■ Record extracts
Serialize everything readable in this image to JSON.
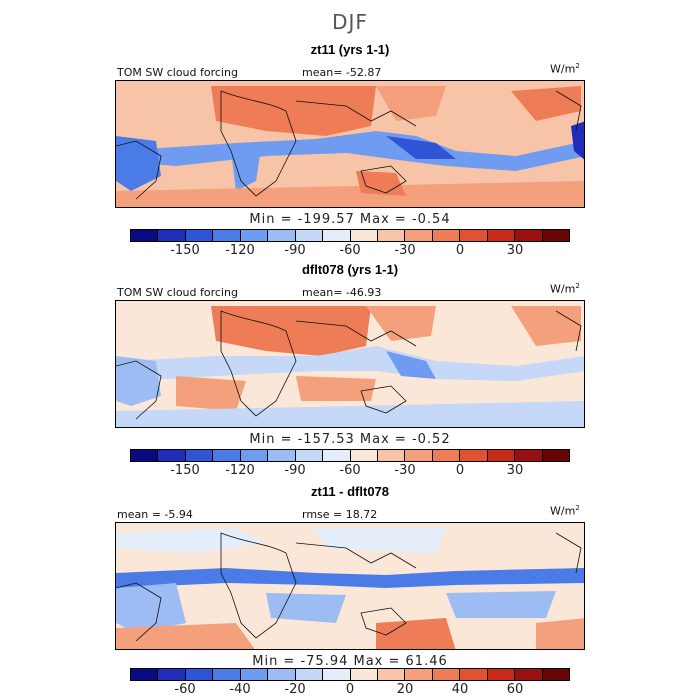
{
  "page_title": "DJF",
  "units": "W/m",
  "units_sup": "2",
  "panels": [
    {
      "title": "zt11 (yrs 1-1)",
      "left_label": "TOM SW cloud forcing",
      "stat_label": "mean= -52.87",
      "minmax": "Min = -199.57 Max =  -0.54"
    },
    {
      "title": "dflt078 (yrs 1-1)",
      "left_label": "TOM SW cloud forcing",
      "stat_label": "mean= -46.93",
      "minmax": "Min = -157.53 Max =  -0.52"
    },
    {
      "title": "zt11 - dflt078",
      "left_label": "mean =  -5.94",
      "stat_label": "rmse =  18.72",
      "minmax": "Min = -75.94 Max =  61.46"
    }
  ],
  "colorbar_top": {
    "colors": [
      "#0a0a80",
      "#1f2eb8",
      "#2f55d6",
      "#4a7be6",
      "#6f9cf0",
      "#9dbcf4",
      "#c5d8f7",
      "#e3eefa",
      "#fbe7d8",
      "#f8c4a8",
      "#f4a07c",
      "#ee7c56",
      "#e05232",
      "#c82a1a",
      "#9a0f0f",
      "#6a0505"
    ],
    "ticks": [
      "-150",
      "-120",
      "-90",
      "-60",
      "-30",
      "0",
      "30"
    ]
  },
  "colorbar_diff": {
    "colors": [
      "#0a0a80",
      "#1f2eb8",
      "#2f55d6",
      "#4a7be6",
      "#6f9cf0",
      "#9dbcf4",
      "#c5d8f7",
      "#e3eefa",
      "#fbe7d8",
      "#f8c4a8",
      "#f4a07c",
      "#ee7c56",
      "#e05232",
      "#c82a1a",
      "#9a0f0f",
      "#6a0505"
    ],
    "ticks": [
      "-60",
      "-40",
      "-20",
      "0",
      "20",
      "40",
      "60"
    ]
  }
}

■ Work to do
Exclude the pictures, and transcribe all of the material exactly.

■ Worked answer
Serialize everything readable in this image to JSON.
{
  "page_title": "DJF",
  "units": "W/m",
  "units_sup": "2",
  "panels": [
    {
      "title": "zt11 (yrs 1-1)",
      "left_label": "TOM SW cloud forcing",
      "stat_label": "mean= -52.87",
      "minmax": "Min = -199.57 Max =  -0.54"
    },
    {
      "title": "dflt078 (yrs 1-1)",
      "left_label": "TOM SW cloud forcing",
      "stat_label": "mean= -46.93",
      "minmax": "Min = -157.53 Max =  -0.52"
    },
    {
      "title": "zt11 - dflt078",
      "left_label": "mean =  -5.94",
      "stat_label": "rmse =  18.72",
      "minmax": "Min = -75.94 Max =  61.46"
    }
  ],
  "colorbar_top": {
    "colors": [
      "#0a0a80",
      "#1f2eb8",
      "#2f55d6",
      "#4a7be6",
      "#6f9cf0",
      "#9dbcf4",
      "#c5d8f7",
      "#e3eefa",
      "#fbe7d8",
      "#f8c4a8",
      "#f4a07c",
      "#ee7c56",
      "#e05232",
      "#c82a1a",
      "#9a0f0f",
      "#6a0505"
    ],
    "ticks": [
      "-150",
      "-120",
      "-90",
      "-60",
      "-30",
      "0",
      "30"
    ]
  },
  "colorbar_diff": {
    "colors": [
      "#0a0a80",
      "#1f2eb8",
      "#2f55d6",
      "#4a7be6",
      "#6f9cf0",
      "#9dbcf4",
      "#c5d8f7",
      "#e3eefa",
      "#fbe7d8",
      "#f8c4a8",
      "#f4a07c",
      "#ee7c56",
      "#e05232",
      "#c82a1a",
      "#9a0f0f",
      "#6a0505"
    ],
    "ticks": [
      "-60",
      "-40",
      "-20",
      "0",
      "20",
      "40",
      "60"
    ]
  }
}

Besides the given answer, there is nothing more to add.